AIM OF THE EXERCISE:
Pick out every line holding the string "создание" and copy it.

RECORDS SUPPLIED:
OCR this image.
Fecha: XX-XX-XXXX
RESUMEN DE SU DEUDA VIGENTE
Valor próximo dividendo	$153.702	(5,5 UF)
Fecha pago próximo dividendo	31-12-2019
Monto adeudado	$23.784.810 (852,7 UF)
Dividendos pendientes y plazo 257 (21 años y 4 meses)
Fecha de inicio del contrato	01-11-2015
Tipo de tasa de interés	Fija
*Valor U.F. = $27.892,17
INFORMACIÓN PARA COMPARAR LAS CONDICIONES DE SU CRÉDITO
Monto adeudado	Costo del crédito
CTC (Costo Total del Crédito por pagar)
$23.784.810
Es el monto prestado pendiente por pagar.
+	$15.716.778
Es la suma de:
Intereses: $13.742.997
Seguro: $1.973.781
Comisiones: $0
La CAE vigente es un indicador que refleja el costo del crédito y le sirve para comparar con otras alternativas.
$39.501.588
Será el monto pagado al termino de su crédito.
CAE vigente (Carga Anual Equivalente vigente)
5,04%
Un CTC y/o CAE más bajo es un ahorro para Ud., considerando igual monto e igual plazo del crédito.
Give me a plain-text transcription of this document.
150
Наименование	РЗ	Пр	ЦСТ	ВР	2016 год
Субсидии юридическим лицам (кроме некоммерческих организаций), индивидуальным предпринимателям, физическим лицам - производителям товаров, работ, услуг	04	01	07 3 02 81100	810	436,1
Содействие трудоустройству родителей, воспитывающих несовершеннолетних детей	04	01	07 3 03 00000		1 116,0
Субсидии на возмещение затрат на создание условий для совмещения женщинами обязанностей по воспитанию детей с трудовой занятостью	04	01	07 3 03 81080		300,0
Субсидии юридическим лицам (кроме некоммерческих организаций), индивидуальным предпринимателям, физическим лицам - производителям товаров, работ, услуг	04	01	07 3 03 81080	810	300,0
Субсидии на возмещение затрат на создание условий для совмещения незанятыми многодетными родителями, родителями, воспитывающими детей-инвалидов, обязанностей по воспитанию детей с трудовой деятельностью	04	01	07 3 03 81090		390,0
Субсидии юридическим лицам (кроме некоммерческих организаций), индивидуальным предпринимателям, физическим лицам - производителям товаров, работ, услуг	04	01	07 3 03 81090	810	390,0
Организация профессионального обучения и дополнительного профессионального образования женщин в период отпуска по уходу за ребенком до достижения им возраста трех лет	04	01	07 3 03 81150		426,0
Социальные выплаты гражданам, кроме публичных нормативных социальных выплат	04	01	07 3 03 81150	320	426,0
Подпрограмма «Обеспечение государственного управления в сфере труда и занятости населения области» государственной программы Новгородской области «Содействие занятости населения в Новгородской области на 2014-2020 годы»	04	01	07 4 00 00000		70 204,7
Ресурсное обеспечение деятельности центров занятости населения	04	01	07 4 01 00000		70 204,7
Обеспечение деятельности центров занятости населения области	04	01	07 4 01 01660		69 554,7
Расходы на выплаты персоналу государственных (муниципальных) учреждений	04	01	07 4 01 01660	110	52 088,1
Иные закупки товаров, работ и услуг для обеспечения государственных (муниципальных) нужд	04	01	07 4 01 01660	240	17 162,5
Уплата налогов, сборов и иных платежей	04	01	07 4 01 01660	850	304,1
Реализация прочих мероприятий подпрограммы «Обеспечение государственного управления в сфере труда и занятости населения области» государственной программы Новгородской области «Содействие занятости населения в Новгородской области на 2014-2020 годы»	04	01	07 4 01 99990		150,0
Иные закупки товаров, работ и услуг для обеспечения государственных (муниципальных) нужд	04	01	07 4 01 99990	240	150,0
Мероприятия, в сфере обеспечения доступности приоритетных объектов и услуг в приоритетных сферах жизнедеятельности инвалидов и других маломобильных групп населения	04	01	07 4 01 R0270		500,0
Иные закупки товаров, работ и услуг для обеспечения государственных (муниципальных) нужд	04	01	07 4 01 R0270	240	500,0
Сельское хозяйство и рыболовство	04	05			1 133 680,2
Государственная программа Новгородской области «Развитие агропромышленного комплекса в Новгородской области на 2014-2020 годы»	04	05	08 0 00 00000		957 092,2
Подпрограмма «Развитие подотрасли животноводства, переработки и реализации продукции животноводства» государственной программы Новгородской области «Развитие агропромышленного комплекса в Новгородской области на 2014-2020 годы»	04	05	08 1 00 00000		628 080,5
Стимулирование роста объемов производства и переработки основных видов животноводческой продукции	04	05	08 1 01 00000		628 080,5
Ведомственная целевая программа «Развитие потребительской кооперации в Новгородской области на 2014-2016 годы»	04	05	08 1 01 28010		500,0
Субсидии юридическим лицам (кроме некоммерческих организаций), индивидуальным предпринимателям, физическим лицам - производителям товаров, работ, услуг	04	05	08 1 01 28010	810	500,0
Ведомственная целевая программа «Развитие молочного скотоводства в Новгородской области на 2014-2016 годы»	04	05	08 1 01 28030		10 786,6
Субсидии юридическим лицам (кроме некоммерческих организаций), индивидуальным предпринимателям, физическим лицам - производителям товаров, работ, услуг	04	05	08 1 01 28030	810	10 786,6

EXERCISE RESULT:
Субсидии на возмещение затрат на создание условий для совмещения женщинами обязанностей по воспитанию детей с трудовой занятостью	04	01	07 3 03 81080		300,0
Субсидии на возмещение затрат на создание условий для совмещения незанятыми многодетными родителями, родителями, воспитывающими детей-инвалидов, обязанностей по воспитанию детей с трудовой деятельностью	04	01	07 3 03 81090		390,0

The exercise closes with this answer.